--- START OF Dataset ---
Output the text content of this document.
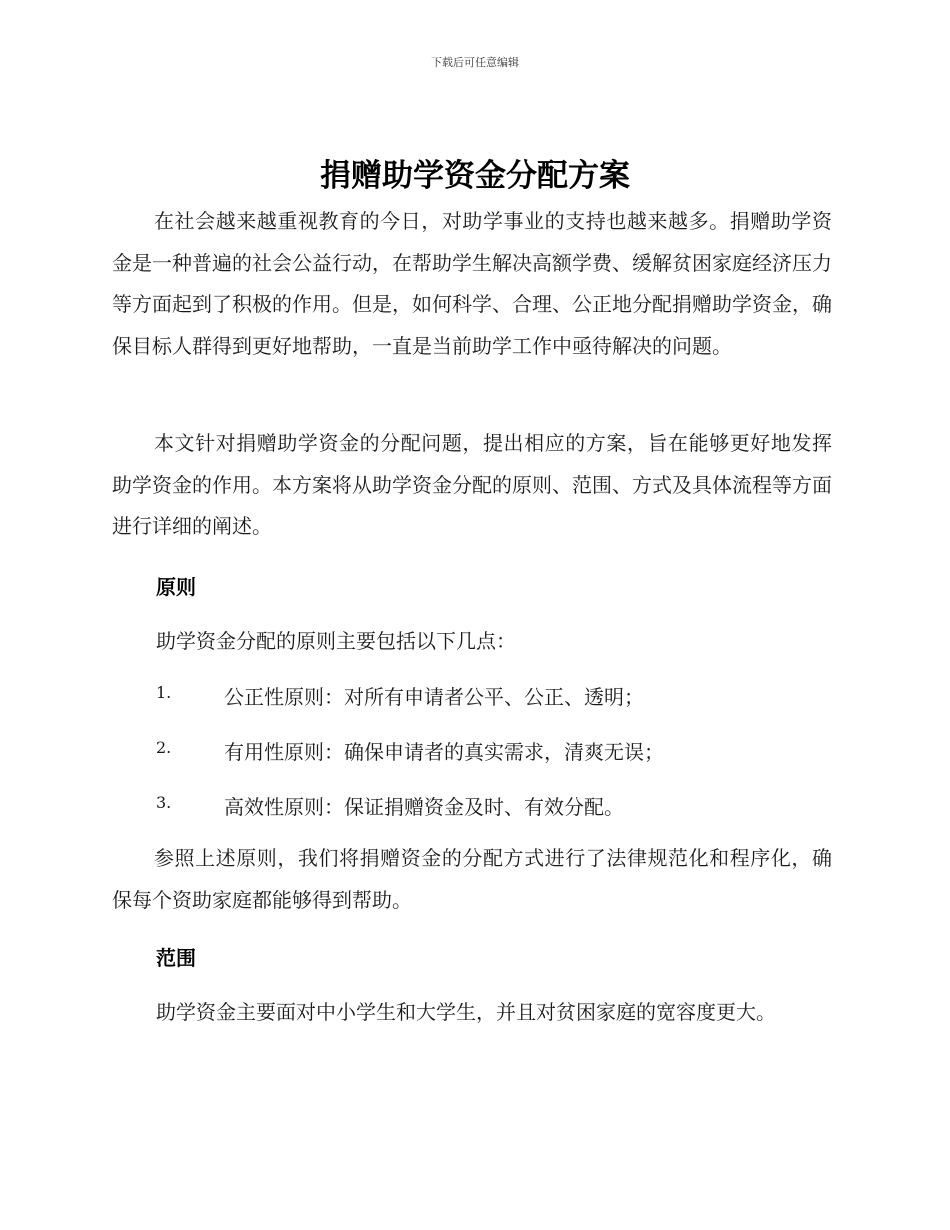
下载后可任意编辑
捐赠助学资金分配方案

在社会越来越重视教育的今日，对助学事业的支持也越来越多。捐赠助学资金是一种普遍的社会公益行动，在帮助学生解决高额学费、缓解贫困家庭经济压力等方面起到了积极的作用。但是，如何科学、合理、公正地分配捐赠助学资金，确保目标人群得到更好地帮助，一直是当前助学工作中亟待解决的问题。

本文针对捐赠助学资金的分配问题，提出相应的方案，旨在能够更好地发挥助学资金的作用。本方案将从助学资金分配的原则、范围、方式及具体流程等方面进行详细的阐述。

原则
助学资金分配的原则主要包括以下几点：
1.	公正性原则：对所有申请者公平、公正、透明；
2.	有用性原则：确保申请者的真实需求，清爽无误；
3.	高效性原则：保证捐赠资金及时、有效分配。

参照上述原则，我们将捐赠资金的分配方式进行了法律规范化和程序化，确保每个资助家庭都能够得到帮助。

范围
助学资金主要面对中小学生和大学生，并且对贫困家庭的宽容度更大。
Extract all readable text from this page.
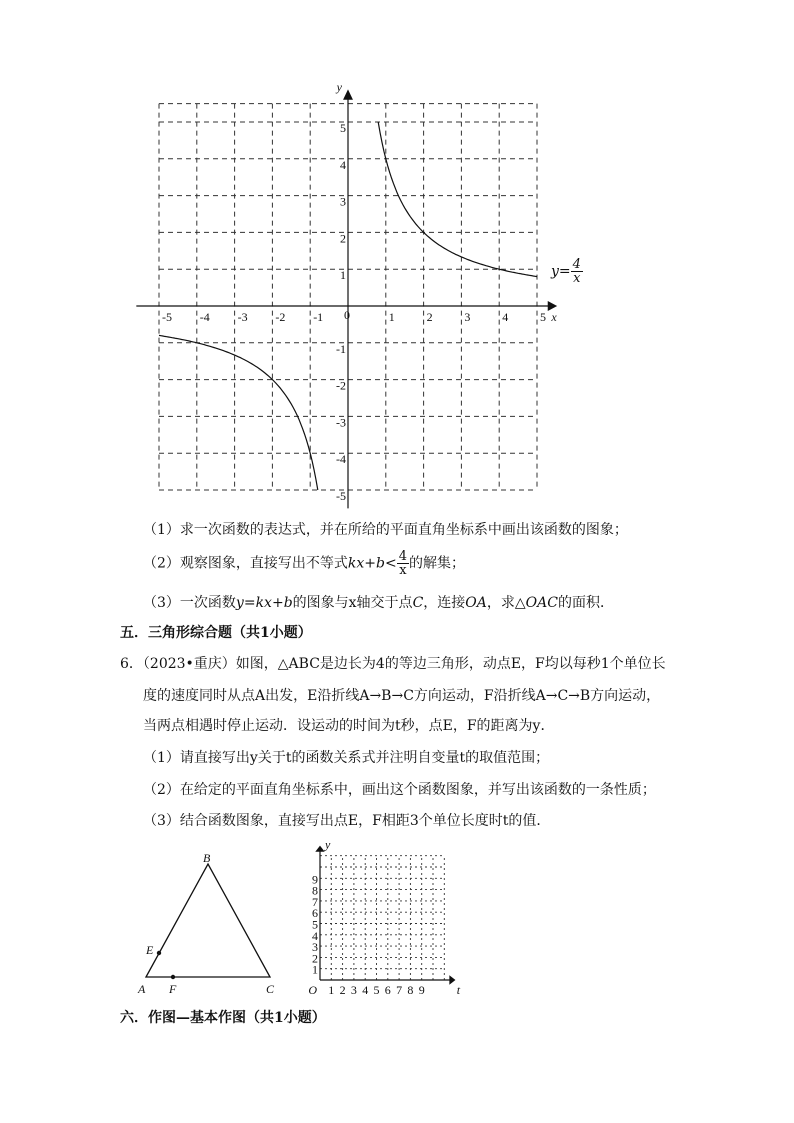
-5 -4 -3 -2 -1	1	2	3	4	5
5
4
3
2
1
-1
-2
-3
-4
-5
0	x
y
$y= \frac{4}{x}$
（1）求一次函数的表达式，并在所给的平面直角坐标系中画出该函数的图象；
（2）观察图象，直接写出不等式$kx+b< \frac{4}{x}$ 的解集；
（3）一次函数y=kx+b的图象与x轴交于点C，连接OA，求△OAC的面积．
五．三角形综合题（共1小题）
6．（2023•重庆）如图，△ABC是边长为4的等边三角形，动点E，F均以每秒1个单位长
度的速度同时从点A出发，E沿折线A→B→C方向运动，F沿折线A→C→B方向运动，
当两点相遇时停止运动．设运动的时间为t秒，点E，F的距离为y．
（1）请直接写出y关于t的函数关系式并注明自变量t的取值范围；
（2）在给定的平面直角坐标系中，画出这个函数图象，并写出该函数的一条性质；
（3）结合函数图象，直接写出点E，F相距3个单位长度时t的值．
B
E
A F	C
9
8
7
6
5
4
3
2
1
1 2 3 4 5 6 7 8 9
O	t
y
六．作图—基本作图（共1小题）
--- END OF Dataset ---
## Description of the task
Give back the entries verbatim. Do not include any picture.

## Response to this task
Output the text content of this document.
下载后可任意编辑
捐赠助学资金分配方案

在社会越来越重视教育的今日，对助学事业的支持也越来越多。捐赠助学资金是一种普遍的社会公益行动，在帮助学生解决高额学费、缓解贫困家庭经济压力等方面起到了积极的作用。但是，如何科学、合理、公正地分配捐赠助学资金，确保目标人群得到更好地帮助，一直是当前助学工作中亟待解决的问题。

本文针对捐赠助学资金的分配问题，提出相应的方案，旨在能够更好地发挥助学资金的作用。本方案将从助学资金分配的原则、范围、方式及具体流程等方面进行详细的阐述。

原则
助学资金分配的原则主要包括以下几点：
1.	公正性原则：对所有申请者公平、公正、透明；
2.	有用性原则：确保申请者的真实需求，清爽无误；
3.	高效性原则：保证捐赠资金及时、有效分配。

参照上述原则，我们将捐赠资金的分配方式进行了法律规范化和程序化，确保每个资助家庭都能够得到帮助。

范围
助学资金主要面对中小学生和大学生，并且对贫困家庭的宽容度更大。
Extract all readable text from this page.
-5 -4 -3 -2 -1	1	2	3	4	5
5
4
3
2
1
-1
-2
-3
-4
-5
0	x
y
$y= \frac{4}{x}$
（1）求一次函数的表达式，并在所给的平面直角坐标系中画出该函数的图象；
（2）观察图象，直接写出不等式$kx+b< \frac{4}{x}$ 的解集；
（3）一次函数y=kx+b的图象与x轴交于点C，连接OA，求△OAC的面积．
五．三角形综合题（共1小题）
6．（2023•重庆）如图，△ABC是边长为4的等边三角形，动点E，F均以每秒1个单位长
度的速度同时从点A出发，E沿折线A→B→C方向运动，F沿折线A→C→B方向运动，
当两点相遇时停止运动．设运动的时间为t秒，点E，F的距离为y．
（1）请直接写出y关于t的函数关系式并注明自变量t的取值范围；
（2）在给定的平面直角坐标系中，画出这个函数图象，并写出该函数的一条性质；
（3）结合函数图象，直接写出点E，F相距3个单位长度时t的值．
B
E
A F	C
9
8
7
6
5
4
3
2
1
1 2 3 4 5 6 7 8 9
O	t
y
六．作图—基本作图（共1小题）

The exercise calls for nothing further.